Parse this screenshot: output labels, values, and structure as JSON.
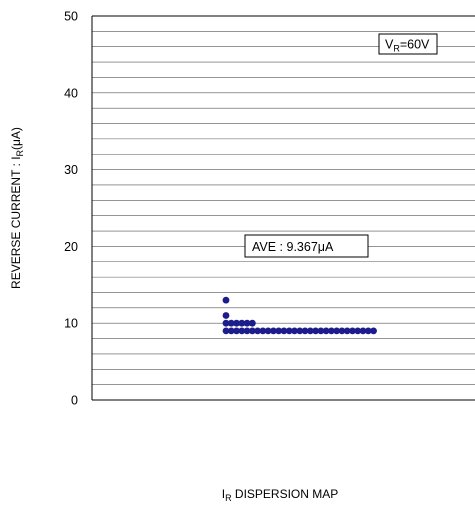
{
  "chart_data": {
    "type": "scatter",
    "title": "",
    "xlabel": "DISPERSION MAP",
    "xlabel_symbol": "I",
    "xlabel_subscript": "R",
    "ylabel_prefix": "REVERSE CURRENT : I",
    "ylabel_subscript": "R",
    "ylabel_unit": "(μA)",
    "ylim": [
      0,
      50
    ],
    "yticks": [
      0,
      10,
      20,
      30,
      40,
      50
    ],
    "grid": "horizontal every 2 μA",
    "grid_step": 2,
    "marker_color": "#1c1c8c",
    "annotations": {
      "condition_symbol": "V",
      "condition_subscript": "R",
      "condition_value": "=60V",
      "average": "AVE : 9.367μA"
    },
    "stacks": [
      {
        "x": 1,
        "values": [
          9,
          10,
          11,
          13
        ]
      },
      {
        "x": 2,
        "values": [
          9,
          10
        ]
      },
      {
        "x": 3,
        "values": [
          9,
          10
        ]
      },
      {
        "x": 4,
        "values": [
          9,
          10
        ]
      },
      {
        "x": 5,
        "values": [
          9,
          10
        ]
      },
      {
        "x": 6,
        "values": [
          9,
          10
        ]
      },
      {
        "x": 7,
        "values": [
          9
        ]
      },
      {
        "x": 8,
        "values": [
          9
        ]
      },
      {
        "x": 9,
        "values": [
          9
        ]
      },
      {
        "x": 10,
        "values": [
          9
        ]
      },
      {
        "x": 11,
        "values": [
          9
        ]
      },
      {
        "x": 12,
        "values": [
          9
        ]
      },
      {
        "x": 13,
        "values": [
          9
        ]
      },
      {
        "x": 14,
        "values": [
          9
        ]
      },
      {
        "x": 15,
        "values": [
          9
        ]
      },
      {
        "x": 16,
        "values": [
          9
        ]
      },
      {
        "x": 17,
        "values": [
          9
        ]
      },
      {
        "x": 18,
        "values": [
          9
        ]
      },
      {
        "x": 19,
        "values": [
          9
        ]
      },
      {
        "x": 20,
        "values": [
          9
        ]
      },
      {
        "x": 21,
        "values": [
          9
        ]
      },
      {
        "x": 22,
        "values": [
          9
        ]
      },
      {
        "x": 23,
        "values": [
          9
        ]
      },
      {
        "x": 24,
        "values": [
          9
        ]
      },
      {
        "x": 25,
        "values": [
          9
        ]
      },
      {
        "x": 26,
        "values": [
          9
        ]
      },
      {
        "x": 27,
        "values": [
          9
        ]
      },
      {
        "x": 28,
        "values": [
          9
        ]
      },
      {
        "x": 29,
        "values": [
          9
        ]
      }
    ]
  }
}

......

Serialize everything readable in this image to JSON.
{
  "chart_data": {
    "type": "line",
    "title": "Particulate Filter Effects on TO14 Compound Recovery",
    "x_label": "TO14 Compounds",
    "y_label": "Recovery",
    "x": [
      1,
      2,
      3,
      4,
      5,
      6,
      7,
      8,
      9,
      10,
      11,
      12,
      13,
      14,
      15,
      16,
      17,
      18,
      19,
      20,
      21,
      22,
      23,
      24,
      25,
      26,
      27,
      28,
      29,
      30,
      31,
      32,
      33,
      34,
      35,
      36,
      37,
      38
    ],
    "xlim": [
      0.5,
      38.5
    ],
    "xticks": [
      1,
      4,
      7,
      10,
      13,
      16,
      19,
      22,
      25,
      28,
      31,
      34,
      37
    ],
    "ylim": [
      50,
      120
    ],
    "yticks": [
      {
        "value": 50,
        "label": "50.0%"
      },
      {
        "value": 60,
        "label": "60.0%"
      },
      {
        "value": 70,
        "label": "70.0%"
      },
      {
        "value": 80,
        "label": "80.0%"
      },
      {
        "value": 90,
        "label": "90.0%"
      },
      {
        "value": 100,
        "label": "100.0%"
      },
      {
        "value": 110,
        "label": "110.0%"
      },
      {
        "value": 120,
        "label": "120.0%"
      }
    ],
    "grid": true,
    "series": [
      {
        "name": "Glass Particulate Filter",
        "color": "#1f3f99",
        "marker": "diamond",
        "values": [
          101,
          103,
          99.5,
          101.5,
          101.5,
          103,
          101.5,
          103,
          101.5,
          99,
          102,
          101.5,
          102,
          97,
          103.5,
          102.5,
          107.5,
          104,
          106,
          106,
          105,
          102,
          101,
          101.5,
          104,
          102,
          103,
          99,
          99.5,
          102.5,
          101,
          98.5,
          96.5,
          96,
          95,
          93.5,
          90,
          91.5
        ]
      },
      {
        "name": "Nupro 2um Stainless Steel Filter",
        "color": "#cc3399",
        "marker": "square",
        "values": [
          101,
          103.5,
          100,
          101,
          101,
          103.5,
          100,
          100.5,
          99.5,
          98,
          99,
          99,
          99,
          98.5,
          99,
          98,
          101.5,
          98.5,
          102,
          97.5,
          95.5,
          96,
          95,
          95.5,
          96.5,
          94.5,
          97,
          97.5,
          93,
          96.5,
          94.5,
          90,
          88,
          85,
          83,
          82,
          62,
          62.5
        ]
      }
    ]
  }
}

......

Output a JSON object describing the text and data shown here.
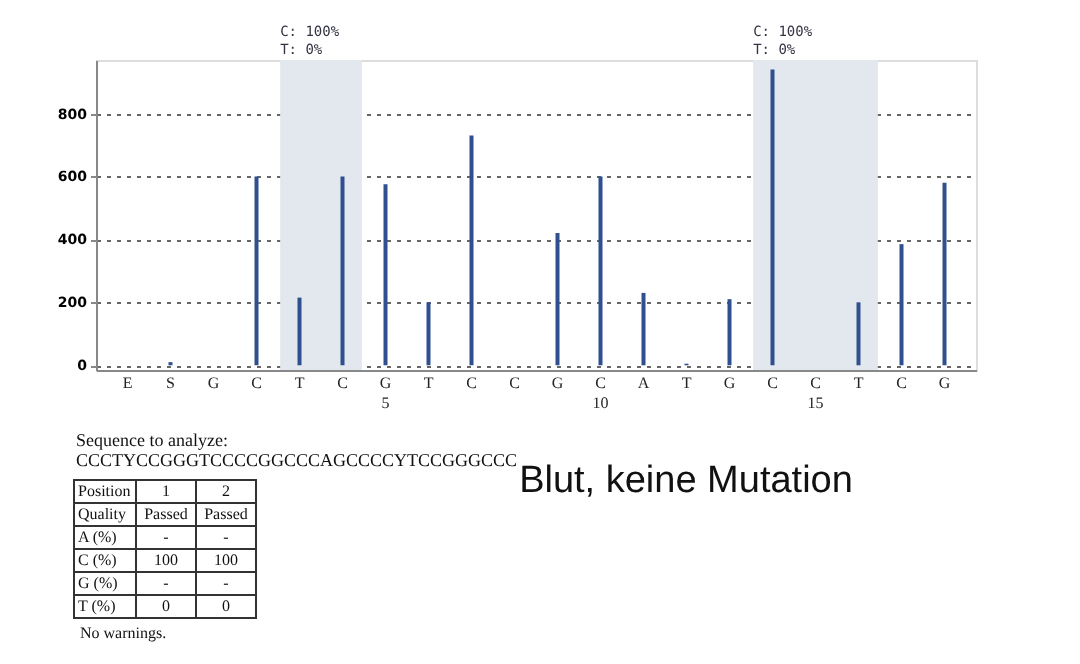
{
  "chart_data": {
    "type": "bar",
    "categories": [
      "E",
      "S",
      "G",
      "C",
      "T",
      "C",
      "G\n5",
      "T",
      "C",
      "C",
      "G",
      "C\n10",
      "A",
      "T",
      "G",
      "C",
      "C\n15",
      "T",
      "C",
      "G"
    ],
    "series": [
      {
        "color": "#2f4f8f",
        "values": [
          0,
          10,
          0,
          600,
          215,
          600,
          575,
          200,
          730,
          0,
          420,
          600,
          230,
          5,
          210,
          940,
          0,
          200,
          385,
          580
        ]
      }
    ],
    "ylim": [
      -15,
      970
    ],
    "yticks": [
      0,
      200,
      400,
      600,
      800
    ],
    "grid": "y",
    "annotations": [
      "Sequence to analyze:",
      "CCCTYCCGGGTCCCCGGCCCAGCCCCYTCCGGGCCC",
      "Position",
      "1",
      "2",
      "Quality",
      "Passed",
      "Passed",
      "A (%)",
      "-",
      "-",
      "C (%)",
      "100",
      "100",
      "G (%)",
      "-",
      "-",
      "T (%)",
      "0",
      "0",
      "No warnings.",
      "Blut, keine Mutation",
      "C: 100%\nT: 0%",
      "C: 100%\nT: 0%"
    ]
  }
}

......

The request
Go through the records and show every line with the string "title" in it.

Solution to the problem
    "title": "",
    "title": "Particulate Filter Effects on TO14 Compound Recovery",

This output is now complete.